● Task description: Change every "Cole" in the data below to "Cole Industries", keeping everything else the same.

(Extracted data entries)
===============

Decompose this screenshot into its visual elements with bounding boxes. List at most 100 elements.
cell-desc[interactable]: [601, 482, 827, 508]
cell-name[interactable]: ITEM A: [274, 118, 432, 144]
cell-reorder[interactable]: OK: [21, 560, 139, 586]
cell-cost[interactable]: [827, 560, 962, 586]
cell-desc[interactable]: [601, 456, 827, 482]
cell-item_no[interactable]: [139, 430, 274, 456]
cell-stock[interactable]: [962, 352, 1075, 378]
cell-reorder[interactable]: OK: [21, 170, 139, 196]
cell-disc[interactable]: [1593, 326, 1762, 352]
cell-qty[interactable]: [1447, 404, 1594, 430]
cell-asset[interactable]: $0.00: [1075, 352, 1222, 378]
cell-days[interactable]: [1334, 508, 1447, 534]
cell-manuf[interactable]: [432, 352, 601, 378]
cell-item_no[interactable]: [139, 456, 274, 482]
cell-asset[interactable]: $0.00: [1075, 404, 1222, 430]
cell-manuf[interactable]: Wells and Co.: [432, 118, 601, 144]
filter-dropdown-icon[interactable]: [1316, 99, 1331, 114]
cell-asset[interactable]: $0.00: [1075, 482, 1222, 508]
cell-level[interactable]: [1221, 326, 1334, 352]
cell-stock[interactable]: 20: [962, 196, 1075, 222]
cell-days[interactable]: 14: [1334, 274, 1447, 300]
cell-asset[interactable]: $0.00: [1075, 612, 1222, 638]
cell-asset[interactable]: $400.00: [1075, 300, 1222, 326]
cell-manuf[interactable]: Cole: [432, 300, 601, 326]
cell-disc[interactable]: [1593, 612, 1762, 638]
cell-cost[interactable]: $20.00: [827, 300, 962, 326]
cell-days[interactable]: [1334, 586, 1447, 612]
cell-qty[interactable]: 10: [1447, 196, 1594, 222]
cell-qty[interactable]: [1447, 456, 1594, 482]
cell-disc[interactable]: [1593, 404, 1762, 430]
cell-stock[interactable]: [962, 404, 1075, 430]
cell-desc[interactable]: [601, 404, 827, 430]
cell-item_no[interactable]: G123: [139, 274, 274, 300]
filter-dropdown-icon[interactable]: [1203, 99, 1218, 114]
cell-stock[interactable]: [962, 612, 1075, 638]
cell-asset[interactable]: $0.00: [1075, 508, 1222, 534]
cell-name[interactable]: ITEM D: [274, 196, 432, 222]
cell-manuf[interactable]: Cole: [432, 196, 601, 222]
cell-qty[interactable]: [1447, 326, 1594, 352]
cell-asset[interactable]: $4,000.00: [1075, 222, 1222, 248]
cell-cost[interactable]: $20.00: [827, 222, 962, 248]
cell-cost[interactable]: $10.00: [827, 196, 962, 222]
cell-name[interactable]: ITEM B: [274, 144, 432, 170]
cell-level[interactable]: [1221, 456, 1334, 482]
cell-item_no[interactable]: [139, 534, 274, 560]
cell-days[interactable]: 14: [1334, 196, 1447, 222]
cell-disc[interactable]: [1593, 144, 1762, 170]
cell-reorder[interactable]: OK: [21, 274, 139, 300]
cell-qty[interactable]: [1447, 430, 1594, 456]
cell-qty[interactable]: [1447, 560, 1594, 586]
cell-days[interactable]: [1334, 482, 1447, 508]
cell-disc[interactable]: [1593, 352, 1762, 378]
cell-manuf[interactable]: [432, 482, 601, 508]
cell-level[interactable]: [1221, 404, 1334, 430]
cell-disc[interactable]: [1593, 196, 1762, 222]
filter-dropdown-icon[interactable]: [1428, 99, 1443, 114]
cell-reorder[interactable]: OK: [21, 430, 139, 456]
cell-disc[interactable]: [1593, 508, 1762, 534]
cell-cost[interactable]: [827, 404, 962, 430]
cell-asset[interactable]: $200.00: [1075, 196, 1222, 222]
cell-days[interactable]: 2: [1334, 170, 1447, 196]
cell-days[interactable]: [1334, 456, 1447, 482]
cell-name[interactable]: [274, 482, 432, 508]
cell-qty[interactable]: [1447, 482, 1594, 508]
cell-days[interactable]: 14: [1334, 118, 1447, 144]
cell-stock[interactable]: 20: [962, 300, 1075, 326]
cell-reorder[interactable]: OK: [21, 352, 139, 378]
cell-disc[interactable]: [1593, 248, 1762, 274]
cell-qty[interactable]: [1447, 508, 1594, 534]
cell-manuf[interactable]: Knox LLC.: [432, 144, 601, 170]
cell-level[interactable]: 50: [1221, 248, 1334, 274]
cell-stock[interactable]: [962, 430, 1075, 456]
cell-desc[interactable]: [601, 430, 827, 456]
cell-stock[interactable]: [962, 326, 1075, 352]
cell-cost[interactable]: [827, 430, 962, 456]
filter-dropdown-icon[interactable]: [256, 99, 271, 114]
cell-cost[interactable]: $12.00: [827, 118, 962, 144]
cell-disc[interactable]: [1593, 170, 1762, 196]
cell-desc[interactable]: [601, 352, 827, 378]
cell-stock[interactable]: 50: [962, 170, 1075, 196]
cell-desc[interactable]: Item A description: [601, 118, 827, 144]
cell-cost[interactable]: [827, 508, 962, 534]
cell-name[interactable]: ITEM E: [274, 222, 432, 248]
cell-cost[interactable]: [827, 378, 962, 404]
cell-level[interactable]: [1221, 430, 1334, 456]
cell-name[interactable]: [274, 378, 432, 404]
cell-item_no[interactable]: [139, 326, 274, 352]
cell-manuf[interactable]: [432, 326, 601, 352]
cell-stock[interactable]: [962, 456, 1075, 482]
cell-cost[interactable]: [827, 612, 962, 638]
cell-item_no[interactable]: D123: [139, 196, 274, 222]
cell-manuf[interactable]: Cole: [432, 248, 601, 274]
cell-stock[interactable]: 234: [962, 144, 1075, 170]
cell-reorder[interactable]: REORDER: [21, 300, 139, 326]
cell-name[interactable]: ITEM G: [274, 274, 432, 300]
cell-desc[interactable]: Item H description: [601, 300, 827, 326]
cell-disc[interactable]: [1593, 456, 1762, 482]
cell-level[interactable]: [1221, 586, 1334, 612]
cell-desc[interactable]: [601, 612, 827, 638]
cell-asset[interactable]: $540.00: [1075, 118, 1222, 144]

===============

● Exercise response:
Decompose this screenshot into its visual elements with bounding boxes. List at most 100 elements.
cell-desc[interactable]: [601, 482, 827, 508]
cell-name[interactable]: ITEM A: [274, 118, 432, 144]
cell-reorder[interactable]: OK: [21, 560, 139, 586]
cell-cost[interactable]: [827, 560, 962, 586]
cell-desc[interactable]: [601, 456, 827, 482]
cell-item_no[interactable]: [139, 430, 274, 456]
cell-stock[interactable]: [962, 352, 1075, 378]
cell-reorder[interactable]: OK: [21, 170, 139, 196]
cell-disc[interactable]: [1593, 326, 1762, 352]
cell-qty[interactable]: [1447, 404, 1594, 430]
cell-asset[interactable]: $0.00: [1075, 352, 1222, 378]
cell-days[interactable]: [1334, 508, 1447, 534]
cell-manuf[interactable]: [432, 352, 601, 378]
cell-item_no[interactable]: [139, 456, 274, 482]
cell-asset[interactable]: $0.00: [1075, 404, 1222, 430]
cell-manuf[interactable]: Wells and Co.: [432, 118, 601, 144]
filter-dropdown-icon[interactable]: [1316, 99, 1331, 114]
cell-asset[interactable]: $0.00: [1075, 482, 1222, 508]
cell-level[interactable]: [1221, 326, 1334, 352]
cell-stock[interactable]: 20: [962, 196, 1075, 222]
cell-days[interactable]: 14: [1334, 274, 1447, 300]
cell-asset[interactable]: $0.00: [1075, 612, 1222, 638]
cell-asset[interactable]: $400.00: [1075, 300, 1222, 326]
cell-manuf[interactable]: Cole Industries: [432, 300, 601, 326]
cell-disc[interactable]: [1593, 612, 1762, 638]
cell-cost[interactable]: $20.00: [827, 300, 962, 326]
cell-days[interactable]: [1334, 586, 1447, 612]
cell-qty[interactable]: 10: [1447, 196, 1594, 222]
cell-qty[interactable]: [1447, 456, 1594, 482]
cell-disc[interactable]: [1593, 404, 1762, 430]
cell-stock[interactable]: [962, 404, 1075, 430]
cell-desc[interactable]: [601, 404, 827, 430]
cell-item_no[interactable]: G123: [139, 274, 274, 300]
filter-dropdown-icon[interactable]: [1203, 99, 1218, 114]
cell-stock[interactable]: [962, 612, 1075, 638]
cell-asset[interactable]: $0.00: [1075, 508, 1222, 534]
cell-name[interactable]: ITEM D: [274, 196, 432, 222]
cell-manuf[interactable]: Cole Industries: [432, 196, 601, 222]
cell-qty[interactable]: [1447, 326, 1594, 352]
cell-asset[interactable]: $4,000.00: [1075, 222, 1222, 248]
cell-cost[interactable]: $20.00: [827, 222, 962, 248]
cell-cost[interactable]: $10.00: [827, 196, 962, 222]
cell-name[interactable]: ITEM B: [274, 144, 432, 170]
cell-level[interactable]: [1221, 456, 1334, 482]
cell-item_no[interactable]: [139, 534, 274, 560]
cell-days[interactable]: 14: [1334, 196, 1447, 222]
cell-disc[interactable]: [1593, 144, 1762, 170]
cell-reorder[interactable]: OK: [21, 274, 139, 300]
cell-qty[interactable]: [1447, 430, 1594, 456]
cell-qty[interactable]: [1447, 560, 1594, 586]
cell-days[interactable]: [1334, 482, 1447, 508]
cell-disc[interactable]: [1593, 352, 1762, 378]
cell-manuf[interactable]: [432, 482, 601, 508]
cell-level[interactable]: [1221, 404, 1334, 430]
cell-disc[interactable]: [1593, 196, 1762, 222]
filter-dropdown-icon[interactable]: [1428, 99, 1443, 114]
cell-reorder[interactable]: OK: [21, 430, 139, 456]
cell-disc[interactable]: [1593, 508, 1762, 534]
cell-cost[interactable]: [827, 404, 962, 430]
cell-asset[interactable]: $200.00: [1075, 196, 1222, 222]
cell-days[interactable]: 2: [1334, 170, 1447, 196]
cell-days[interactable]: [1334, 456, 1447, 482]
cell-name[interactable]: [274, 482, 432, 508]
cell-qty[interactable]: [1447, 482, 1594, 508]
cell-days[interactable]: 14: [1334, 118, 1447, 144]
cell-stock[interactable]: 20: [962, 300, 1075, 326]
cell-reorder[interactable]: OK: [21, 352, 139, 378]
cell-disc[interactable]: [1593, 248, 1762, 274]
cell-qty[interactable]: [1447, 508, 1594, 534]
cell-manuf[interactable]: Knox LLC.: [432, 144, 601, 170]
cell-level[interactable]: 50: [1221, 248, 1334, 274]
cell-stock[interactable]: [962, 430, 1075, 456]
cell-desc[interactable]: [601, 430, 827, 456]
cell-stock[interactable]: [962, 326, 1075, 352]
cell-cost[interactable]: [827, 430, 962, 456]
filter-dropdown-icon[interactable]: [256, 99, 271, 114]
cell-cost[interactable]: $12.00: [827, 118, 962, 144]
cell-disc[interactable]: [1593, 170, 1762, 196]
cell-desc[interactable]: [601, 352, 827, 378]
cell-stock[interactable]: 50: [962, 170, 1075, 196]
cell-desc[interactable]: Item A description: [601, 118, 827, 144]
cell-cost[interactable]: [827, 508, 962, 534]
cell-name[interactable]: ITEM E: [274, 222, 432, 248]
cell-cost[interactable]: [827, 378, 962, 404]
cell-level[interactable]: [1221, 430, 1334, 456]
cell-name[interactable]: [274, 378, 432, 404]
cell-item_no[interactable]: [139, 326, 274, 352]
cell-manuf[interactable]: [432, 326, 601, 352]
cell-stock[interactable]: [962, 456, 1075, 482]
cell-cost[interactable]: [827, 612, 962, 638]
cell-item_no[interactable]: D123: [139, 196, 274, 222]
cell-manuf[interactable]: Cole Industries: [432, 248, 601, 274]
cell-stock[interactable]: 234: [962, 144, 1075, 170]
cell-reorder[interactable]: REORDER: [21, 300, 139, 326]
cell-name[interactable]: ITEM G: [274, 274, 432, 300]
cell-desc[interactable]: Item H description: [601, 300, 827, 326]
cell-disc[interactable]: [1593, 456, 1762, 482]
cell-level[interactable]: [1221, 586, 1334, 612]
cell-desc[interactable]: [601, 612, 827, 638]
cell-asset[interactable]: $540.00: [1075, 118, 1222, 144]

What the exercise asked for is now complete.